*ESERCIZIO ASSEGNATO A:*
Trascrivi il passo della recensione di Domino da "Domino è un" fino a "dalla produzione danese." compreso.
*ESERCIZIO ASSEGNATO B:*
Nei record, riscrivi le righe da quella con "app-red-l-icon[interactable]: L (904, 782, 930, 808)" fino a quella con "chat-message: На Надежда" compresa, sostituendo "user-list-item" con "member-list-item" e lasciando tutto il resto invariato. Riporta soltanto queste righe.

*ESTRATTO DEL DOCUMENTO:*
------------

Deludente ritorno alla regia dopo sette anni per Brian De Palma: Domino è lavoro pasticciato, scontato e privo di guizzi che solo in rarissimi momenti lascia intravedere la mano che conosciamo del regista

Aveva lasciato intendere in più di una occasione che il tempo di lasciare la sedia da regista fosse arrivato in favore di una pensione tranquilla da ultrasettantenne che tanto aveva donato al Cinema, questione di energia diceva Brian De Palma dopo il ben poco convincente Passion. Doveva essere stato molto convincente nel suo intendimento al punto che dopo sette anni dalla sua ultima fatica ha dovuto rivolgere lo sguardo oltreoceano, in Danimarca per la precisione, per trovare qualcuno che producesse il suo nuovo lavoro.
Domino è un thriller-spy story-action movie girato tra Copenaghen, Amsterdam, Anversa, Bruxelles, Almeria e Sardegna, in cui sono chiare e nette le difficoltà e le controversie che hanno segnato la produzione del film al punto che il regista ha di fatto quasi ripudiato l’opera a causa dei numerosi tagli apportati dalla produzione danese.
Siamo nel 2020 (chissà perché poi…) la coppia di poliziotti della sezione speciale di Copenaghen Christian e Lars vengono inviati sul luogo di quella che sembra una lite famigliare. Si troveranno invece ad affrontare un terrorista dell’Isis che ha appena ucciso un uomo, che ferirà mortalmente Lars e riuscirà a far perdere le tracce dopo un rocambolesco inseguimento sui tetti. L’agonia di Lars dura alcuni giorni e con la sua morte l’obiettivo di Christian, il quale viene affiancato dalla collega Alex, diventa quello di dare la caccia all’assassino del suo amico e a smantellare una cellula terroristica pericolosamente attiva in Europa.

------------

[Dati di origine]
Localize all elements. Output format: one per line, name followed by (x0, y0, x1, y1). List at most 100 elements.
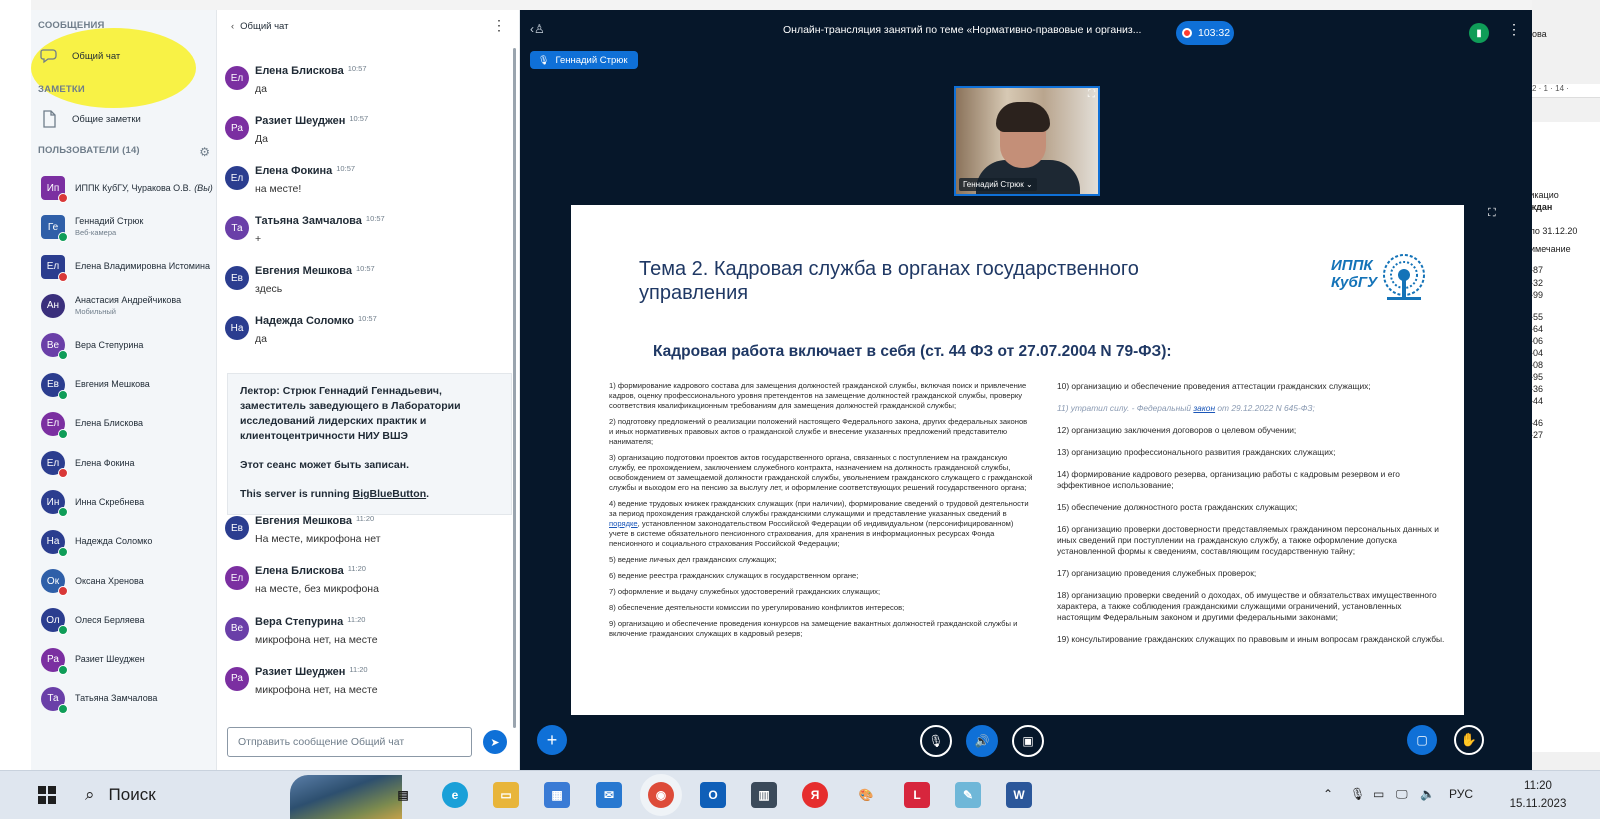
app-red-l-icon[interactable]: L (904, 782, 930, 808)
gear-icon[interactable]: ⚙ (199, 145, 210, 159)
slide-right-column: 10) организацию и обеспечение проведения… (1057, 381, 1447, 656)
user-list-item[interactable]: Та Татьяна Замчалова (41, 683, 213, 715)
user-list-item[interactable]: Ге Геннадий Стрюк Веб-камера (41, 211, 213, 243)
avatar-initials: Ел (230, 172, 244, 184)
author-name: Елена Фокина (255, 165, 333, 177)
user-list-item[interactable]: Ве Вера Степурина (41, 329, 213, 361)
user-name-block: Оксана Хренова (75, 576, 144, 587)
network-icon[interactable]: 🖵 (1396, 787, 1408, 802)
chat-message: На Надежда Соломко 10:57 да (225, 312, 505, 357)
user-list-item[interactable]: Ип ИППК КубГУ, Чуракова О.В. (Вы) (41, 172, 213, 204)
avatar: Ел (41, 254, 68, 282)
sidebar-item-label: Общий чат (72, 50, 121, 62)
message-time: 11:20 (355, 514, 375, 523)
presentation-toggle-button[interactable]: ▢ (1407, 725, 1437, 755)
avatar: Та (41, 686, 68, 714)
slide-link[interactable]: порядке (609, 519, 638, 528)
user-list-item[interactable]: Ра Разиет Шеуджен (41, 644, 213, 676)
webcam-name: Геннадий Стрюк (963, 180, 1024, 189)
avatar: Ел (225, 566, 249, 591)
fullscreen-icon[interactable]: ⛶ (1488, 207, 1496, 220)
user-list-item[interactable]: Ел Елена Владимировна Истомина (41, 251, 213, 283)
presentation-stage: ‹♙ Онлайн-трансляция занятий по теме «Но… (520, 10, 1532, 770)
user-list-item[interactable]: Ок Оксана Хренова (41, 565, 213, 597)
yandex-browser-icon[interactable]: Я (802, 782, 828, 808)
more-vertical-icon[interactable]: ⋮ (492, 17, 506, 34)
outlook-icon[interactable]: O (700, 782, 726, 808)
user-name-block: Надежда Соломко (75, 536, 152, 547)
document-icon (38, 110, 60, 128)
presentation-slide: Тема 2. Кадровая служба в органах госуда… (571, 205, 1464, 715)
author-name: Татьяна Замчалова (255, 215, 362, 227)
document-text: ой граждан (1532, 202, 1553, 212)
chat-scrollbar[interactable] (513, 48, 516, 728)
mute-button[interactable]: 🎙 (920, 725, 952, 757)
input-language[interactable]: РУС (1449, 787, 1473, 801)
taskbar-search[interactable]: ⌕ Поиск (73, 778, 403, 812)
chevron-up-icon[interactable]: ⌃ (1323, 787, 1333, 801)
audio-button[interactable]: 🔊 (966, 725, 998, 757)
recording-indicator[interactable]: 103:32 (1176, 21, 1234, 45)
meeting-title: Онлайн-трансляция занятий по теме «Норма… (783, 24, 1142, 36)
windows-start-icon[interactable] (38, 786, 56, 804)
user-list-item[interactable]: Ол Олеся Берляева (41, 604, 213, 636)
user-list-item[interactable]: На Надежда Соломко (41, 526, 213, 558)
user-list-item[interactable]: Ев Евгения Мешкова (41, 369, 213, 401)
microsoft-store-icon[interactable]: ▦ (544, 782, 570, 808)
sidebar-item-shared-notes[interactable]: Общие заметки (38, 108, 210, 130)
connection-status-icon[interactable]: ▮ (1469, 23, 1489, 43)
avatar-initials: Ип (46, 182, 60, 194)
edge-browser-icon[interactable]: e (442, 782, 468, 808)
user-list-item[interactable]: Ин Инна Скребнева (41, 486, 213, 518)
chrome-browser-icon[interactable]: ◉ (648, 782, 674, 808)
mail-icon[interactable]: ✉ (596, 782, 622, 808)
message-text: микрофона нет, на месте (255, 683, 378, 696)
app-notepad-icon[interactable]: ✎ (955, 782, 981, 808)
file-explorer-icon[interactable]: ▭ (493, 782, 519, 808)
user-status: Веб-камера (75, 228, 117, 238)
bigbluebutton-link[interactable]: BigBlueButton (353, 488, 427, 500)
actions-button[interactable]: + (537, 725, 567, 755)
recording-timer: 103:32 (1198, 27, 1231, 39)
chat-message: Ев Евгения Мешкова 10:57 здесь (225, 262, 505, 307)
user-name-block: Татьяна Замчалова (75, 693, 157, 704)
document-text: -08 (1532, 360, 1544, 370)
sidebar-item-public-chat[interactable]: Общий чат (38, 45, 210, 67)
avatar: Ге (41, 215, 68, 243)
raise-hand-button[interactable]: ✋ (1454, 725, 1484, 755)
webcam-name-label[interactable]: Геннадий Стрюк ⌄ (959, 178, 1037, 191)
user-list-item[interactable]: Ел Елена Фокина (41, 447, 213, 479)
user-list-item[interactable]: Ан Анастасия Андрейчикова Мобильный (41, 290, 213, 322)
avatar-initials: Ев (231, 522, 243, 534)
avatar-initials: Ра (231, 122, 243, 134)
word-icon[interactable]: W (1006, 782, 1032, 808)
send-button[interactable]: ➤ (483, 730, 507, 754)
task-view-icon[interactable]: ▤ (390, 782, 416, 808)
user-list-item[interactable]: Ел Елена Блискова (41, 408, 213, 440)
toggle-userlist-icon[interactable]: ‹♙ (530, 22, 545, 36)
user-name-block: Разиет Шеуджен (75, 654, 145, 665)
chat-message-input[interactable]: Отправить сообщение Общий чат (227, 727, 472, 757)
microphone-icon[interactable]: 🎙 (1350, 787, 1365, 801)
camera-button[interactable]: ▣ (1012, 725, 1044, 757)
author-name: Вера Степурина (255, 615, 344, 628)
chat-message: Ел Елена Фокина 10:57 на месте! (225, 162, 505, 207)
system-clock[interactable]: 11:20 15.11.2023 (1508, 777, 1568, 813)
fullscreen-icon[interactable]: ⛶ (1088, 89, 1095, 100)
battery-icon[interactable]: ▭ (1373, 787, 1384, 801)
document-text: -64 (1532, 324, 1544, 334)
microphone-muted-icon (58, 468, 68, 479)
calculator-icon[interactable]: ▥ (751, 782, 777, 808)
message-text: микрофона нет, на месте (255, 633, 378, 646)
slide-link[interactable]: закон (1193, 403, 1215, 413)
paint-icon[interactable]: 🎨 (853, 782, 879, 808)
slide-item: 17) организацию проведения служебных про… (1057, 568, 1257, 578)
webcam-video[interactable]: Геннадий Стрюк ⌄ ⛶ (954, 86, 1100, 196)
chevron-left-icon[interactable]: ‹ (231, 21, 234, 32)
avatar: Ра (41, 647, 68, 675)
author-name: Разиет Шеуджен (255, 665, 346, 678)
more-vertical-icon[interactable]: ⋮ (1507, 21, 1521, 38)
microphone-muted-icon (58, 193, 68, 203)
author-name: Елена Блискова (255, 65, 344, 77)
volume-icon[interactable]: 🔈 (1420, 787, 1435, 801)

------------

*RISPOSTA SCRITTA A:*
Domino è un thriller-spy story-action movie girato tra Copenaghen, Amsterdam, Anversa, Bruxelles, Almeria e Sardegna, in cui sono chiare e nette le difficoltà e le controversie che hanno segnato la produzione del film al punto che il regista ha di fatto quasi ripudiato l’opera a causa dei numerosi tagli apportati dalla produzione danese.

*RISPOSTA SCRITTA B:*
app-red-l-icon[interactable]: L (904, 782, 930, 808)
gear-icon[interactable]: ⚙ (199, 145, 210, 159)
slide-right-column: 10) организацию и обеспечение проведения… (1057, 381, 1447, 656)
member-list-item[interactable]: Та Татьяна Замчалова (41, 683, 213, 715)
member-list-item[interactable]: Ге Геннадий Стрюк Веб-камера (41, 211, 213, 243)
avatar-initials: Ел (230, 172, 244, 184)
author-name: Елена Фокина (255, 165, 333, 177)
member-list-item[interactable]: Ве Вера Степурина (41, 329, 213, 361)
user-name-block: Оксана Хренова (75, 576, 144, 587)
network-icon[interactable]: 🖵 (1396, 787, 1408, 802)
chat-message: На Надежда Соломко 10:57 да (225, 312, 505, 357)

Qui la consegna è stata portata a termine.